YOUR GOAL ->
Repeat the records below exactly as they appear.
+++ EXERCISE MATERIAL +++
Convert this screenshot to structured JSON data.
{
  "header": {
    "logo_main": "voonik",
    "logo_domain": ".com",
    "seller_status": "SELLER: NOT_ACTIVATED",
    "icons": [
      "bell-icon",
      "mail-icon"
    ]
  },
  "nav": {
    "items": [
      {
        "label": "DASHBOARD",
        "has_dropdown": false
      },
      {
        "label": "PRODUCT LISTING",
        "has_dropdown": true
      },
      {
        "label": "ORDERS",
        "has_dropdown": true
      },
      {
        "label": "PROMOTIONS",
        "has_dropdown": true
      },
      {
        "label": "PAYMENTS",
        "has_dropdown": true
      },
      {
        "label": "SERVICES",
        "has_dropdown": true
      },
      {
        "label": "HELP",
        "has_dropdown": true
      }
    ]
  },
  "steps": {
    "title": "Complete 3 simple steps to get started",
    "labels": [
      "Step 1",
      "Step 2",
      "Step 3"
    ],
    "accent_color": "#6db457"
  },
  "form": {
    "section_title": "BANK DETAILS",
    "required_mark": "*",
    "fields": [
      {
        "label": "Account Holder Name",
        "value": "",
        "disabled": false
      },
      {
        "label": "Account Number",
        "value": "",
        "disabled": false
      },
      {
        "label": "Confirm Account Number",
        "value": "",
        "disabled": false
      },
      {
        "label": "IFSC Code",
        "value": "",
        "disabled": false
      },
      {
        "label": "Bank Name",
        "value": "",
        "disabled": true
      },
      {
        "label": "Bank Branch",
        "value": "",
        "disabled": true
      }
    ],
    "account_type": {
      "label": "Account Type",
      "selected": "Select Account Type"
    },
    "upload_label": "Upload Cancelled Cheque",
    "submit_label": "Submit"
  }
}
+++
RESULT OF THE TASK ->
Convert this screenshot to structured JSON data.
{
  "header": {
    "logo_main": "voonik",
    "logo_domain": ".com",
    "seller_status": "SELLER: NOT_ACTIVATED",
    "icons": [
      "bell-icon",
      "mail-icon"
    ]
  },
  "nav": {
    "items": [
      {
        "label": "DASHBOARD",
        "has_dropdown": false
      },
      {
        "label": "PRODUCT LISTING",
        "has_dropdown": true
      },
      {
        "label": "ORDERS",
        "has_dropdown": true
      },
      {
        "label": "PROMOTIONS",
        "has_dropdown": true
      },
      {
        "label": "PAYMENTS",
        "has_dropdown": true
      },
      {
        "label": "SERVICES",
        "has_dropdown": true
      },
      {
        "label": "HELP",
        "has_dropdown": true
      }
    ]
  },
  "steps": {
    "title": "Complete 3 simple steps to get started",
    "labels": [
      "Step 1",
      "Step 2",
      "Step 3"
    ],
    "accent_color": "#6db457"
  },
  "form": {
    "section_title": "BANK DETAILS",
    "required_mark": "*",
    "fields": [
      {
        "label": "Account Holder Name",
        "value": "",
        "disabled": false
      },
      {
        "label": "Account Number",
        "value": "",
        "disabled": false
      },
      {
        "label": "Confirm Account Number",
        "value": "",
        "disabled": false
      },
      {
        "label": "IFSC Code",
        "value": "",
        "disabled": false
      },
      {
        "label": "Bank Name",
        "value": "",
        "disabled": true
      },
      {
        "label": "Bank Branch",
        "value": "",
        "disabled": true
      }
    ],
    "account_type": {
      "label": "Account Type",
      "selected": "Select Account Type"
    },
    "upload_label": "Upload Cancelled Cheque",
    "submit_label": "Submit"
  }
}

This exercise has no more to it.